#### [Document]

Re: ICE Discussion 38.  http://suo.ieee.org/ontology/msg05328.html

HT: Jon, I am still in the process of reviewing your many posts
    leading up to this, so I cannot profess to understand to any
    great degree of completeness the concepts you have presented.

You know how it is -- on a clear day you can see forever,
or think you can, but on days like this you have to move
on little cat feet.  Some of the people who "catalyzed"
my current try at this question have moved on to other
harbors and cities, at any rate, for the time being,
but that's okay, I still keep up conversations with
lots of people that I haven't talked to in decades.

What happened this time was all in accord with the model of inquiry
as I understand it -- first the bold guess, next the teasing out of
its more secret consequences, and then the testing of those effects
against further brushes with reality.  That's not to say the phases
do not overlap, nor that the cycle ends so long as we continue, but
that's the general drift of it.  Right now I'm in the more middling
muddle of it all, though.

HT: Nevertheless, I think I have gleaned just enough to be able to ask a couple
    of questions:  When you say "symmetry invariant meaning", are you referring
    to the equivalencies of the information increase as between comprehension
    and extension referred to ICE Note 19 ("... in that way we increase the
    comprehension of the 'dotted circle' and at the same time increase the
    extension of 'crossed and dotted circle'")?  Is the symmetry the
    proportionate increases of extensions and comprehensions?

#### [What you have to do]
Update everything from "Re: ICE Discussion" down to "to in decades." in the message by replacing "harbors" with "ports", and write out that stretch in full.

Bounding box entries
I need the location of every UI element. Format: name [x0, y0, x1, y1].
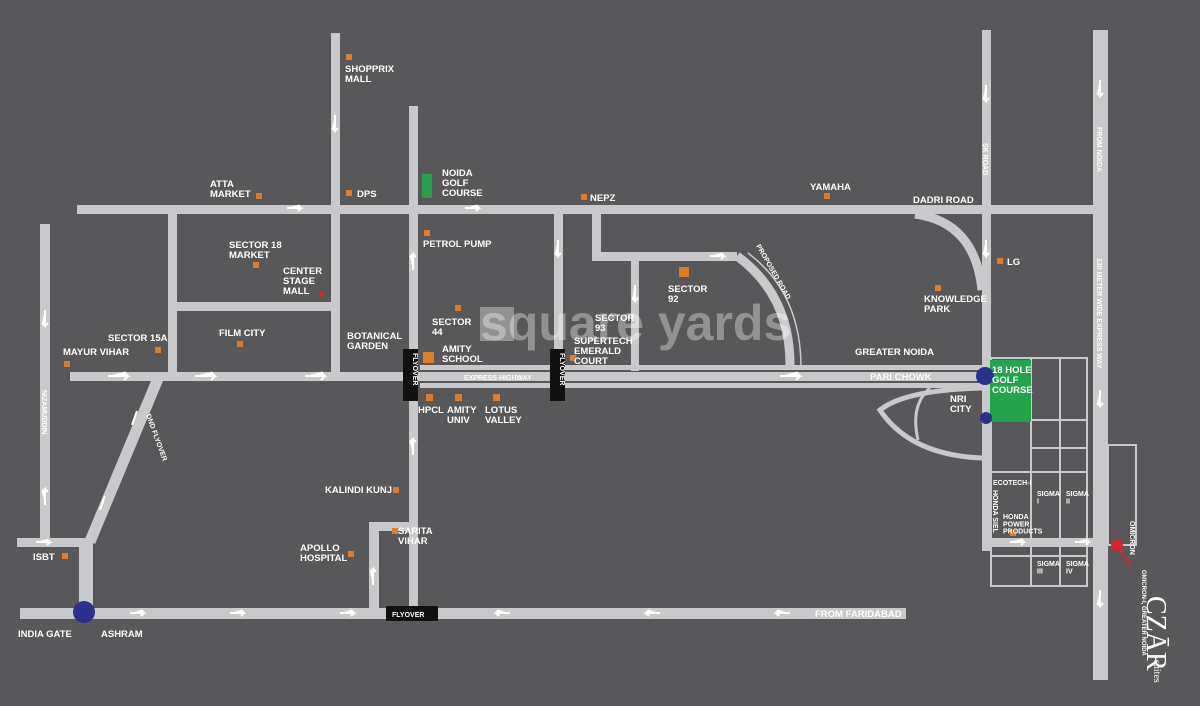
india-gate-junction-marker — [73, 601, 95, 623]
isbt-label: ISBT — [33, 552, 55, 563]
flyover-badge-1: FLYOVER — [403, 349, 418, 401]
film-city-label: FILM CITY — [219, 328, 266, 339]
flyover-badge-3: FLYOVER — [386, 606, 438, 621]
czar-suites-logo: OMICRON-I, GREATER NOIDA CZĀR suites — [1140, 570, 1171, 683]
sector-15a-label: SECTOR 15A — [108, 333, 168, 344]
watermark: square yards — [480, 295, 791, 351]
brand-tagline: suites — [1151, 660, 1162, 683]
kalindi-kunj-label: KALINDI KUNJ — [325, 485, 392, 496]
dadri-road-label: DADRI ROAD — [913, 195, 974, 206]
from-noida-label: FROM NOIDA — [1095, 127, 1102, 172]
express-highway-label: EXPRESS HIGHWAY — [464, 375, 532, 382]
from-faridabad-label: FROM FARIDABAD — [815, 609, 902, 620]
greater-noida-label: GREATER NOIDA — [855, 347, 934, 358]
road-network — [17, 30, 1137, 680]
nizamuddin-label: NIZAMUDDIN — [40, 390, 47, 434]
dps-label: DPS — [357, 189, 377, 200]
expressway-130m-label: 130 METER WIDE EXPRESS WAY — [1095, 258, 1102, 369]
svg-text:FLYOVER: FLYOVER — [392, 612, 424, 619]
traffic-arrows — [36, 80, 1104, 617]
ashram-label: ASHRAM — [101, 629, 143, 640]
brand-name: CZĀR — [1140, 596, 1171, 671]
flyover-badge-2: FLYOVER — [550, 349, 565, 401]
petrol-pump-label: PETROL PUMP — [423, 239, 492, 250]
lg-label: LG — [1007, 257, 1020, 268]
project-location-pin — [1111, 539, 1132, 567]
svg-text:FLYOVER: FLYOVER — [558, 353, 565, 385]
hpcl-label: HPCL — [418, 405, 444, 416]
brand-location: OMICRON-I, GREATER NOIDA — [1140, 570, 1146, 657]
sk-road-label: SK ROAD — [981, 143, 988, 175]
watermark-logo — [480, 307, 514, 341]
dnd-flyover-label: DND FLYOVER — [144, 413, 168, 462]
noida-golf-marker — [422, 174, 432, 198]
ecotech-label: ECOTECH-I — [993, 480, 1032, 487]
mayur-vihar-label: MAYUR VIHAR — [63, 347, 129, 358]
golf-18-hole-area — [990, 360, 1031, 422]
omicron-label: OMICRON — [1128, 521, 1135, 555]
nri-city-junction-marker — [980, 412, 992, 424]
nepz-label: NEPZ — [590, 193, 616, 204]
pari-chowk-label: PARI CHOWK — [870, 372, 932, 383]
pari-chowk-junction-marker — [976, 367, 994, 385]
india-gate-label: INDIA GATE — [18, 629, 72, 640]
poi-markers — [62, 54, 1016, 559]
svg-text:FLYOVER: FLYOVER — [411, 353, 418, 385]
yamaha-label: YAMAHA — [810, 182, 851, 193]
honda-siel-label: HONDA SIEL — [991, 490, 998, 534]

#### [Answer to this problem]
Re: ICE Discussion 38.  http://suo.ieee.org/ontology/msg05328.html

HT: Jon, I am still in the process of reviewing your many posts
    leading up to this, so I cannot profess to understand to any
    great degree of completeness the concepts you have presented.

You know how it is -- on a clear day you can see forever,
or think you can, but on days like this you have to move
on little cat feet.  Some of the people who "catalyzed"
my current try at this question have moved on to other
ports and cities, at any rate, for the time being,
but that's okay, I still keep up conversations with
lots of people that I haven't talked to in decades.